Given problem: Take the material below and write it all out again exactly.

== Records to process ==

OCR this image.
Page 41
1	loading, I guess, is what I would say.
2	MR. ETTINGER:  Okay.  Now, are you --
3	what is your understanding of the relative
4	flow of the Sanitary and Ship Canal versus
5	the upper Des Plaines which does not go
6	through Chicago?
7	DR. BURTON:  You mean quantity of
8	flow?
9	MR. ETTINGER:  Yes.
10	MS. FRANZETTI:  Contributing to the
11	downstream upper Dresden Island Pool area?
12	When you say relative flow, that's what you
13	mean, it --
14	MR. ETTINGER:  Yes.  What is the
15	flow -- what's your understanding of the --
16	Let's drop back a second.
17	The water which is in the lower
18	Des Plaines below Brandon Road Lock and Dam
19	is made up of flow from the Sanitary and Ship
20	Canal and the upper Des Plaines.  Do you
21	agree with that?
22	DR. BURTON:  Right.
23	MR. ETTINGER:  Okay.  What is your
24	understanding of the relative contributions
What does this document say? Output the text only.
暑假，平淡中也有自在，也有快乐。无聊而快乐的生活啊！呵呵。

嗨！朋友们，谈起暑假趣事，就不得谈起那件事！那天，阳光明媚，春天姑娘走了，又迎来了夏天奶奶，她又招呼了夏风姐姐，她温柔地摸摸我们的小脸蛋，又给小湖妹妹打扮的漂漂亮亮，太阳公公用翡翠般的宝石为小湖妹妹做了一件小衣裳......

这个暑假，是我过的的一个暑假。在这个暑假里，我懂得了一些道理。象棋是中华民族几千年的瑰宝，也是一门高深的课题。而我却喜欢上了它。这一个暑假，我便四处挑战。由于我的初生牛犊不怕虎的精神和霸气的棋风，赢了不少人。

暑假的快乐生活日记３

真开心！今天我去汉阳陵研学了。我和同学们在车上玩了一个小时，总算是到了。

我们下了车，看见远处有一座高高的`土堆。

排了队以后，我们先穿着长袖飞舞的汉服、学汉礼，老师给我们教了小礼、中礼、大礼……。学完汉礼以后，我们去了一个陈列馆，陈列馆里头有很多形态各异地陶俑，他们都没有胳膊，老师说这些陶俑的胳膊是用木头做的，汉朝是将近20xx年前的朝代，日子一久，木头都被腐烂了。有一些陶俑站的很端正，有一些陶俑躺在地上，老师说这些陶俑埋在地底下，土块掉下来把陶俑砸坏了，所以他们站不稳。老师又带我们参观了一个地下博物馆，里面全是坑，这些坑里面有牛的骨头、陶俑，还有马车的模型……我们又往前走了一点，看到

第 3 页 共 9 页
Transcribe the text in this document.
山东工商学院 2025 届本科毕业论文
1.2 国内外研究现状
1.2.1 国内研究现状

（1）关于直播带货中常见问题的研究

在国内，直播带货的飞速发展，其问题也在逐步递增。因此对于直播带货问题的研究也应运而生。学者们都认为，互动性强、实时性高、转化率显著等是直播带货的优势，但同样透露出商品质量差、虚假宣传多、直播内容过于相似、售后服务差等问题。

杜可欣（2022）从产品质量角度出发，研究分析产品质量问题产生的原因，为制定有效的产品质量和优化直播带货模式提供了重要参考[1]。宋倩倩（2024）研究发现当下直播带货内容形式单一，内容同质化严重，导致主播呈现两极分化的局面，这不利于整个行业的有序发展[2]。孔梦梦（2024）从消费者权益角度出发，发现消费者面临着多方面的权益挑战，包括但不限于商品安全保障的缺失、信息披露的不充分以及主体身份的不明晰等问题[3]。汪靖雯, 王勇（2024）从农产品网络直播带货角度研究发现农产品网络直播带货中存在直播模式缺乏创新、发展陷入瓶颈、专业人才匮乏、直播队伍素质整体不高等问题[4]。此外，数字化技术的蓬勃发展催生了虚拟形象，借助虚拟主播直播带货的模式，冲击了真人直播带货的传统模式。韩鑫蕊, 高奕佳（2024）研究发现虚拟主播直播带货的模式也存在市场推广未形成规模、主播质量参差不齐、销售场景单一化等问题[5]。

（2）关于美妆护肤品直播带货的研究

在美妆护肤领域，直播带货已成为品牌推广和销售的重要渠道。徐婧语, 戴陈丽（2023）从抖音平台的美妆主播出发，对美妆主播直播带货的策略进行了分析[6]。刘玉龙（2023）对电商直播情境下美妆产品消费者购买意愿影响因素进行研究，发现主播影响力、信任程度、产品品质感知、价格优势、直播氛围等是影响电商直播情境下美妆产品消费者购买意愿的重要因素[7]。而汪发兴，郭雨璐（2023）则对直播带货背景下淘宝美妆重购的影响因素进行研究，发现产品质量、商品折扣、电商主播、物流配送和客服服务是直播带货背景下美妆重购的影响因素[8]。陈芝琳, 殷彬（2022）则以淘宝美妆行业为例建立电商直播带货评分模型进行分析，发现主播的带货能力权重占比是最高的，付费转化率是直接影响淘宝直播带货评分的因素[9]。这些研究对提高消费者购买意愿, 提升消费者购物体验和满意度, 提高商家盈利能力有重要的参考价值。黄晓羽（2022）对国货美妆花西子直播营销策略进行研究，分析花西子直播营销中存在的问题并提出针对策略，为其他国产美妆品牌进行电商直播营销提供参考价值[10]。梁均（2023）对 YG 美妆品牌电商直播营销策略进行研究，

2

===

Final result:
OCR this image.
Page 41
1	loading, I guess, is what I would say.
2	MR. ETTINGER:  Okay.  Now, are you --
3	what is your understanding of the relative
4	flow of the Sanitary and Ship Canal versus
5	the upper Des Plaines which does not go
6	through Chicago?
7	DR. BURTON:  You mean quantity of
8	flow?
9	MR. ETTINGER:  Yes.
10	MS. FRANZETTI:  Contributing to the
11	downstream upper Dresden Island Pool area?
12	When you say relative flow, that's what you
13	mean, it --
14	MR. ETTINGER:  Yes.  What is the
15	flow -- what's your understanding of the --
16	Let's drop back a second.
17	The water which is in the lower
18	Des Plaines below Brandon Road Lock and Dam
19	is made up of flow from the Sanitary and Ship
20	Canal and the upper Des Plaines.  Do you
21	agree with that?
22	DR. BURTON:  Right.
23	MR. ETTINGER:  Okay.  What is your
24	understanding of the relative contributions
What does this document say? Output the text only.
暑假，平淡中也有自在，也有快乐。无聊而快乐的生活啊！呵呵。

嗨！朋友们，谈起暑假趣事，就不得谈起那件事！那天，阳光明媚，春天姑娘走了，又迎来了夏天奶奶，她又招呼了夏风姐姐，她温柔地摸摸我们的小脸蛋，又给小湖妹妹打扮的漂漂亮亮，太阳公公用翡翠般的宝石为小湖妹妹做了一件小衣裳......

这个暑假，是我过的的一个暑假。在这个暑假里，我懂得了一些道理。象棋是中华民族几千年的瑰宝，也是一门高深的课题。而我却喜欢上了它。这一个暑假，我便四处挑战。由于我的初生牛犊不怕虎的精神和霸气的棋风，赢了不少人。

暑假的快乐生活日记３

真开心！今天我去汉阳陵研学了。我和同学们在车上玩了一个小时，总算是到了。

我们下了车，看见远处有一座高高的`土堆。

排了队以后，我们先穿着长袖飞舞的汉服、学汉礼，老师给我们教了小礼、中礼、大礼……。学完汉礼以后，我们去了一个陈列馆，陈列馆里头有很多形态各异地陶俑，他们都没有胳膊，老师说这些陶俑的胳膊是用木头做的，汉朝是将近20xx年前的朝代，日子一久，木头都被腐烂了。有一些陶俑站的很端正，有一些陶俑躺在地上，老师说这些陶俑埋在地底下，土块掉下来把陶俑砸坏了，所以他们站不稳。老师又带我们参观了一个地下博物馆，里面全是坑，这些坑里面有牛的骨头、陶俑，还有马车的模型……我们又往前走了一点，看到

第 3 页 共 9 页
Transcribe the text in this document.
山东工商学院 2025 届本科毕业论文
1.2 国内外研究现状
1.2.1 国内研究现状

（1）关于直播带货中常见问题的研究

在国内，直播带货的飞速发展，其问题也在逐步递增。因此对于直播带货问题的研究也应运而生。学者们都认为，互动性强、实时性高、转化率显著等是直播带货的优势，但同样透露出商品质量差、虚假宣传多、直播内容过于相似、售后服务差等问题。

杜可欣（2022）从产品质量角度出发，研究分析产品质量问题产生的原因，为制定有效的产品质量和优化直播带货模式提供了重要参考[1]。宋倩倩（2024）研究发现当下直播带货内容形式单一，内容同质化严重，导致主播呈现两极分化的局面，这不利于整个行业的有序发展[2]。孔梦梦（2024）从消费者权益角度出发，发现消费者面临着多方面的权益挑战，包括但不限于商品安全保障的缺失、信息披露的不充分以及主体身份的不明晰等问题[3]。汪靖雯, 王勇（2024）从农产品网络直播带货角度研究发现农产品网络直播带货中存在直播模式缺乏创新、发展陷入瓶颈、专业人才匮乏、直播队伍素质整体不高等问题[4]。此外，数字化技术的蓬勃发展催生了虚拟形象，借助虚拟主播直播带货的模式，冲击了真人直播带货的传统模式。韩鑫蕊, 高奕佳（2024）研究发现虚拟主播直播带货的模式也存在市场推广未形成规模、主播质量参差不齐、销售场景单一化等问题[5]。

（2）关于美妆护肤品直播带货的研究

在美妆护肤领域，直播带货已成为品牌推广和销售的重要渠道。徐婧语, 戴陈丽（2023）从抖音平台的美妆主播出发，对美妆主播直播带货的策略进行了分析[6]。刘玉龙（2023）对电商直播情境下美妆产品消费者购买意愿影响因素进行研究，发现主播影响力、信任程度、产品品质感知、价格优势、直播氛围等是影响电商直播情境下美妆产品消费者购买意愿的重要因素[7]。而汪发兴，郭雨璐（2023）则对直播带货背景下淘宝美妆重购的影响因素进行研究，发现产品质量、商品折扣、电商主播、物流配送和客服服务是直播带货背景下美妆重购的影响因素[8]。陈芝琳, 殷彬（2022）则以淘宝美妆行业为例建立电商直播带货评分模型进行分析，发现主播的带货能力权重占比是最高的，付费转化率是直接影响淘宝直播带货评分的因素[9]。这些研究对提高消费者购买意愿, 提升消费者购物体验和满意度, 提高商家盈利能力有重要的参考价值。黄晓羽（2022）对国货美妆花西子直播营销策略进行研究，分析花西子直播营销中存在的问题并提出针对策略，为其他国产美妆品牌进行电商直播营销提供参考价值[10]。梁均（2023）对 YG 美妆品牌电商直播营销策略进行研究，

2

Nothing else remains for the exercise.